**Goal**. Copy, in full, each line of the material that holds the word "know".

**Supplied material**.

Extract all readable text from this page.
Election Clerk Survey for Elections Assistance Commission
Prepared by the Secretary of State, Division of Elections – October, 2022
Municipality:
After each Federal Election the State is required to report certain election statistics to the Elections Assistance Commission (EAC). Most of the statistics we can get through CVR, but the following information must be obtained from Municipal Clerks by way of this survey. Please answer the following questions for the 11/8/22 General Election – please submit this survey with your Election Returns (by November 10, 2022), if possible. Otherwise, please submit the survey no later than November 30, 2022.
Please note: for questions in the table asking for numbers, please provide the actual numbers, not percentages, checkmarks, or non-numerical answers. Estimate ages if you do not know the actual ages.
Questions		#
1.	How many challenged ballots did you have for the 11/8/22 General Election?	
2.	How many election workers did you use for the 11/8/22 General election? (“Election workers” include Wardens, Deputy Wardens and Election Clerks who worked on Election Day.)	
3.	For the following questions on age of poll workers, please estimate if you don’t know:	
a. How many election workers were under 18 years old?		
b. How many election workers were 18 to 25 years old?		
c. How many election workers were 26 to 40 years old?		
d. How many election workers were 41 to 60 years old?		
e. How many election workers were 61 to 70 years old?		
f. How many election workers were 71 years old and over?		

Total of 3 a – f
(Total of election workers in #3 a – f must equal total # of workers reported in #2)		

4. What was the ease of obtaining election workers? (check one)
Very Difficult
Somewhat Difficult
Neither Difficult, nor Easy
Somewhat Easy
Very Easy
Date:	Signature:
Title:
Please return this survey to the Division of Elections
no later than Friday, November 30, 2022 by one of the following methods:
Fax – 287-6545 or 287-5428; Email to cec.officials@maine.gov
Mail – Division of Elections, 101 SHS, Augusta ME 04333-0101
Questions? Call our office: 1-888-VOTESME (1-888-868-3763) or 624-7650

**Solution**.
Please note: for questions in the table asking for numbers, please provide the actual numbers, not percentages, checkmarks, or non-numerical answers. Estimate ages if you do not know the actual ages.
3.	For the following questions on age of poll workers, please estimate if you don’t know:	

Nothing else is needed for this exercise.